WHAT THE EXERCISE ASKS »
Reproduce the listing verbatim from the line containing "affiliation-sup: 2: [175, 198, 180, 207]" through the line containing "subscript-c: c: [462, 391, 467, 402]", both included.

MATERIAL PROVIDED »
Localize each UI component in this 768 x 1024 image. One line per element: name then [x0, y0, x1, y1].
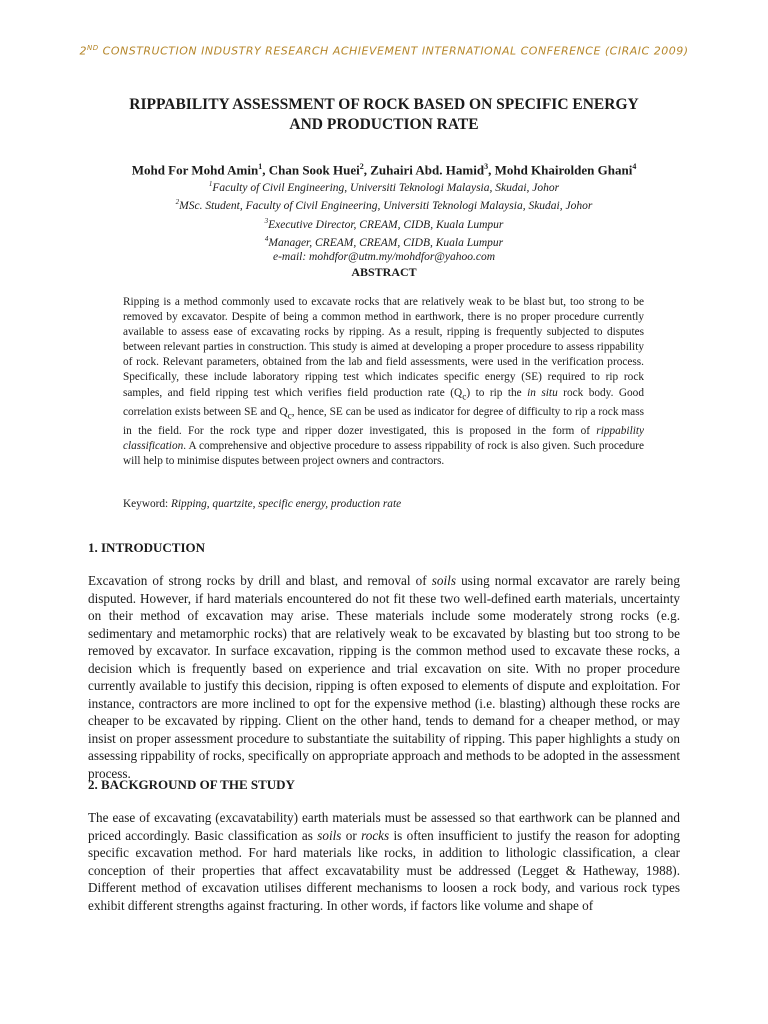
affiliation-sup: 2: [175, 198, 180, 207]
subscript-c: c: [462, 391, 467, 402]
abstract-body: Ripping is a method commonly used to excavate rocks that are relatively weak to be blast but, too strong to be removed by excavator. Despite of being a common method in earthwork, there is no proper procedure currently available to assess ease of excavating rocks by ripping. As a result, ripping is frequently subjected to disputes between relevant parties in construction. This study is aimed at developing a proper procedure to assess rippability of rock. Relevant parameters, obtained from the lab and field assessments, were used in the verification process. Specifically, these include laboratory ripping test which indicates specific energy (SE) required to rip rock samples, and field ripping test which verifies field production rate $(Q_c)$ to rip the in situ rock body. Good correlation exists between SE and $Q_c$, hence, SE can be used as indicator for degree of difficulty to rip a rock mass in the field. For the rock type and ripper dozer investigated, this is proposed in the form of rippability classification. A comprehensive and objective procedure to assess rippability of rock is also given. Such procedure will help to minimise disputes between project owners and contractors.: [123, 296, 644, 468]
conference-header: [0, 44, 768, 58]
affiliation-sup: 1: [208, 180, 213, 188]
section-heading-introduction: 1. INTRODUCTION: [88, 540, 206, 555]
affiliation-text: Executive Director, CREAM, CIDB, Kuala Lumpur: [268, 218, 504, 231]
in-situ-term: in situ: [527, 386, 558, 399]
affiliation: [40, 232, 728, 250]
affiliation: [40, 177, 728, 195]
title-line-1: RIPPABILITY ASSESSMENT OF ROCK BASED ON SPECIFIC ENERGY: [129, 96, 639, 113]
header-ordinal-sup: ND: [87, 44, 99, 52]
affiliation-list: [40, 177, 728, 265]
affiliation-sup: 4: [264, 234, 269, 243]
rocks-term: rocks: [361, 827, 390, 843]
affiliation-text: Faculty of Civil Engineering, Universiti Teknologi Malaysia, Skudai, Johor: [212, 181, 560, 194]
affiliation-text: MSc. Student, Faculty of Civil Engineering, Universiti Teknologi Malaysia, Skudai, Johor: [179, 200, 593, 213]
soils-term: soils: [431, 573, 456, 588]
keyword-label: Keyword:: [123, 498, 172, 510]
paper-title: [60, 95, 708, 135]
affiliation: [40, 214, 728, 232]
author-sup: 3: [484, 162, 489, 171]
author-name: Mohd Khairolden Ghani: [494, 162, 633, 178]
section-heading-background: 2. BACKGROUND OF THE STUDY: [88, 777, 295, 792]
author-name: Mohd For Mohd Amin: [131, 162, 259, 178]
author-list: Mohd For Mohd Amin$^1$, Chan Sook Huei$^2$, Zuhairi Abd. Hamid$^3$, Mohd Khairolden Ghani$^4$: [131, 162, 637, 178]
author-sup: 1: [258, 162, 263, 171]
title-line-2: AND PRODUCTION RATE: [289, 116, 479, 133]
author-sup: 2: [359, 162, 364, 171]
introduction-paragraph: Excavation of strong rocks by drill and blast, and removal of soils using normal excavator are rarely being disputed. However, if hard materials encountered do not fit these two well-defined earth materials, uncertainty on their method of excavation may arise. These materials include some moderately strong rocks (e.g. sedimentary and metamorphic rocks) that are relatively weak to be excavated by blasting but too strong to be removed by excavator. In surface excavation, ripping is the common method used to excavate these rocks, a decision which is frequently based on experience and trial excavation on site. With no proper procedure currently available to justify this decision, ripping is often exposed to elements of dispute and exploitation. For instance, contractors are more inclined to opt for the expensive method (i.e. blasting) although these rocks are cheaper to be excavated by ripping. Client on the other hand, tends to demand for a cheaper method, or may insist on proper assessment procedure to substantiate the suitability of ripping. This paper highlights a study on assessing rippability of rocks, specifically on appropriate approach and methods to be adopted in the assessment process.: [88, 573, 680, 781]
email: e-mail: mohdfor@utm.my/mohdfor@yahoo.com: [272, 251, 496, 264]
header-ordinal: 2: [79, 44, 87, 58]
header-text: CONSTRUCTION INDUSTRY RESEARCH ACHIEVEMENT INTERNATIONAL CONFERENCE (CIRAIC 2009): [102, 44, 689, 58]
keywords: [123, 498, 644, 510]
subscript-c: c: [287, 411, 292, 422]
author-name: Chan Sook Huei: [268, 162, 360, 178]
abstract-heading: ABSTRACT: [351, 265, 417, 279]
keyword-value: Ripping, quartzite, specific energy, production rate: [171, 498, 402, 510]
author-sup: 4: [632, 162, 637, 171]
author-name: Zuhairi Abd. Hamid: [370, 162, 485, 178]
soils-term: soils: [317, 827, 342, 843]
affiliation-text: Manager, CREAM, CREAM, CIDB, Kuala Lumpur: [268, 236, 504, 249]
background-paragraph: The ease of excavating (excavatability) earth materials must be assessed so that earthwork can be planned and priced accordingly. Basic classification as soils or rocks is often insufficient to justify the reason for adopting specific excavation method. For hard materials like rocks, in addition to lithologic classification, a clear conception of their properties that affect excavatability must be addressed (Legget & Hatheway, 1988). Different method of excavation utilises different mechanisms to loosen a rock body, and various rock types exhibit different strengths against fracturing. In other words, if factors like volume and shape of: [88, 810, 680, 913]
affiliation-sup: 3: [264, 216, 269, 225]
rippability-term: rippability classification: [123, 425, 644, 453]
affiliation: [40, 195, 728, 213]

TASK RESPONSE »
affiliation-sup: 2: [175, 198, 180, 207]
subscript-c: c: [462, 391, 467, 402]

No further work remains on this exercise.